What the task requires
Whenever a line contains the string "note", copy it out of the entries.

(Dataset items)
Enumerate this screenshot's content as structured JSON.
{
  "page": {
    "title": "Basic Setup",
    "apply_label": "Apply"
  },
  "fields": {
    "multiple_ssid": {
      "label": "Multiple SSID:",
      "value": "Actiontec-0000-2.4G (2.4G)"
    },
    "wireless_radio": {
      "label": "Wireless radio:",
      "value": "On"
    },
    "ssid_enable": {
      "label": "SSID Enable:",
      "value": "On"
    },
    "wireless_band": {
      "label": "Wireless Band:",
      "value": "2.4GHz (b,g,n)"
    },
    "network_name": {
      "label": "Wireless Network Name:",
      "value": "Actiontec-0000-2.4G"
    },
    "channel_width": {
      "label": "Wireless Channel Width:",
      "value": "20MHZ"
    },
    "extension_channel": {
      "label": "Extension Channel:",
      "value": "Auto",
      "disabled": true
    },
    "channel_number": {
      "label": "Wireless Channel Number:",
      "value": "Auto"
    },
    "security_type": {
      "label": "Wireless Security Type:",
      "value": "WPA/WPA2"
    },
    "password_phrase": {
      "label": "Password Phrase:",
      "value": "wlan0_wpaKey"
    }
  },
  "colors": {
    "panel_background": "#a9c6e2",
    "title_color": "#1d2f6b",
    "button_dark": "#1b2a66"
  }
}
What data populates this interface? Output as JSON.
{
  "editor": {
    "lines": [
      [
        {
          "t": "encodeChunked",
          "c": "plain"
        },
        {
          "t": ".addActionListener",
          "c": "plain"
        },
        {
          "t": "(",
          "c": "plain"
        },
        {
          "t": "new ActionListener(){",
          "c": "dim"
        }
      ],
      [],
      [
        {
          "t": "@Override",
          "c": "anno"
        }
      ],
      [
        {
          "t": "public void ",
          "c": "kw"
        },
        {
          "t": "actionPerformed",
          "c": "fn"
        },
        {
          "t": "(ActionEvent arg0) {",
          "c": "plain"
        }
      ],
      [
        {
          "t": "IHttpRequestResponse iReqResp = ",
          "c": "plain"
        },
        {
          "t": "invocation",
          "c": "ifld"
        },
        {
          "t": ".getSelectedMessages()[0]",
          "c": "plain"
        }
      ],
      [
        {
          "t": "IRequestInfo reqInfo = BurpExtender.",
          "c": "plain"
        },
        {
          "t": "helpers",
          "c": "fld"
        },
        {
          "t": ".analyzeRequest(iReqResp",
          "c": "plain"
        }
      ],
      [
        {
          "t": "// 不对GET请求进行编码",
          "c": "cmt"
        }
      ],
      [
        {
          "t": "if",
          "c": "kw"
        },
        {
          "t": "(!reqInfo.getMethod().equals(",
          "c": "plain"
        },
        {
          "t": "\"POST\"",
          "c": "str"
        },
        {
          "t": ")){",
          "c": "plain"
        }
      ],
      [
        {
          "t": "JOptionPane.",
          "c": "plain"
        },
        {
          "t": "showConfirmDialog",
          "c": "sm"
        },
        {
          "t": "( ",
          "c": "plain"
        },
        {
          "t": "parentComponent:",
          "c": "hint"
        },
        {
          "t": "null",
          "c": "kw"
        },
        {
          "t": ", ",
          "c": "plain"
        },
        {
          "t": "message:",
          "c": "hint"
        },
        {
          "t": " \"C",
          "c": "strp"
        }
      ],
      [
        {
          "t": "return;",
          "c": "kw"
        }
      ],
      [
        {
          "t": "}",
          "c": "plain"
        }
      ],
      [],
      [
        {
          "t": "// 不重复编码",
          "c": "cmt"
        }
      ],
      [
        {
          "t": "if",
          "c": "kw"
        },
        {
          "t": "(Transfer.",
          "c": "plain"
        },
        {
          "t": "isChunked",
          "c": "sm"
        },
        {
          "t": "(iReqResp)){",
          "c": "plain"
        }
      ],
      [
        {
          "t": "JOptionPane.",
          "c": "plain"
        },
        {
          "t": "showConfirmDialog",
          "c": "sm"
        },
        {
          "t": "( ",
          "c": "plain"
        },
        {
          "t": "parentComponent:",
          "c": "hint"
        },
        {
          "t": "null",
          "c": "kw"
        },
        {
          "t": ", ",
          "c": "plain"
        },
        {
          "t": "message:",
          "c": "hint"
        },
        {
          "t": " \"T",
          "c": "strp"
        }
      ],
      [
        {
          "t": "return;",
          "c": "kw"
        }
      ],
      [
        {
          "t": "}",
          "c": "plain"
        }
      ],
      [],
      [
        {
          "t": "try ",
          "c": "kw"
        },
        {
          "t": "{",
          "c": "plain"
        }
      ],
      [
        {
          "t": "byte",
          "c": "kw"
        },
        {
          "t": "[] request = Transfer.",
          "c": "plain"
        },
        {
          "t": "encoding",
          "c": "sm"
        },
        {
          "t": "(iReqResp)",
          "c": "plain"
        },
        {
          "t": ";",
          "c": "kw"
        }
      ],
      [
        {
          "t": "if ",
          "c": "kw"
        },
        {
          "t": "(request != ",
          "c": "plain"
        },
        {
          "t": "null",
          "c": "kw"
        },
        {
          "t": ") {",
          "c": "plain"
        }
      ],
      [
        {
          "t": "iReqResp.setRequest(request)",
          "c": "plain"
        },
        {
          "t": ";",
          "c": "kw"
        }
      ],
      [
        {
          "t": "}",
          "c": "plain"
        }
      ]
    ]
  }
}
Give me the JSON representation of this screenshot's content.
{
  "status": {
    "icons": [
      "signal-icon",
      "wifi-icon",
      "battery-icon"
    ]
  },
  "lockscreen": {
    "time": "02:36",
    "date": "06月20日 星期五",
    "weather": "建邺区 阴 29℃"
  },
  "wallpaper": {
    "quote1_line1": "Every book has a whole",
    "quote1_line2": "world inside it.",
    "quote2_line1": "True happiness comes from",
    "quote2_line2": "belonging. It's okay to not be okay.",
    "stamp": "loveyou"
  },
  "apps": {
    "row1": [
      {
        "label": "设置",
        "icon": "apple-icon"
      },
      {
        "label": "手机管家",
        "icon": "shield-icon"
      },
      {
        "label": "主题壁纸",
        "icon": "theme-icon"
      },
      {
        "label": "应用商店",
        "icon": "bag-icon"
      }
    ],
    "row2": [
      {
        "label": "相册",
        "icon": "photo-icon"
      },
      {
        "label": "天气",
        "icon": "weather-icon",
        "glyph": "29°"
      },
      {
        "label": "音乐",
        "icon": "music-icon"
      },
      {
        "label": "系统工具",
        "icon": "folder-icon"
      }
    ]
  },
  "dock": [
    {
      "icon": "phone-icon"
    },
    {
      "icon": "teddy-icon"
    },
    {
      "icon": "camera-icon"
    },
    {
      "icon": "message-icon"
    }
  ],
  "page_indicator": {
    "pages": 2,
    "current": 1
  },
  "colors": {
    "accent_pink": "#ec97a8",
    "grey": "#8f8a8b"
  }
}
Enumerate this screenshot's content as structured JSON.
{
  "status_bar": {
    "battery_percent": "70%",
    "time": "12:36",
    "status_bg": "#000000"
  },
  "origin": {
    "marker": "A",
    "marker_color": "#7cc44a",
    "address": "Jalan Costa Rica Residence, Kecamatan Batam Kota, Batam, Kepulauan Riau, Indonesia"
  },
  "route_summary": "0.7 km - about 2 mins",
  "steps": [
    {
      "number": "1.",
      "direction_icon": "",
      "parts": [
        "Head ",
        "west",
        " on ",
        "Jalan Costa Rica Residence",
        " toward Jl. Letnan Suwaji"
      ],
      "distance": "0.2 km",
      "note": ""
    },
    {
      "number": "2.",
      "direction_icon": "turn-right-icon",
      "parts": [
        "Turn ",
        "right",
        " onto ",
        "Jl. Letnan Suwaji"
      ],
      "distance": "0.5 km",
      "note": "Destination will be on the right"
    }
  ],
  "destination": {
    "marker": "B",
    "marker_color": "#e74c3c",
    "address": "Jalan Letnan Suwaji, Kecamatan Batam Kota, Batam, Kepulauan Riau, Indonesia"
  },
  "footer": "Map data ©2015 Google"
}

Result
      "note": ""
      "note": "Destination will be on the right"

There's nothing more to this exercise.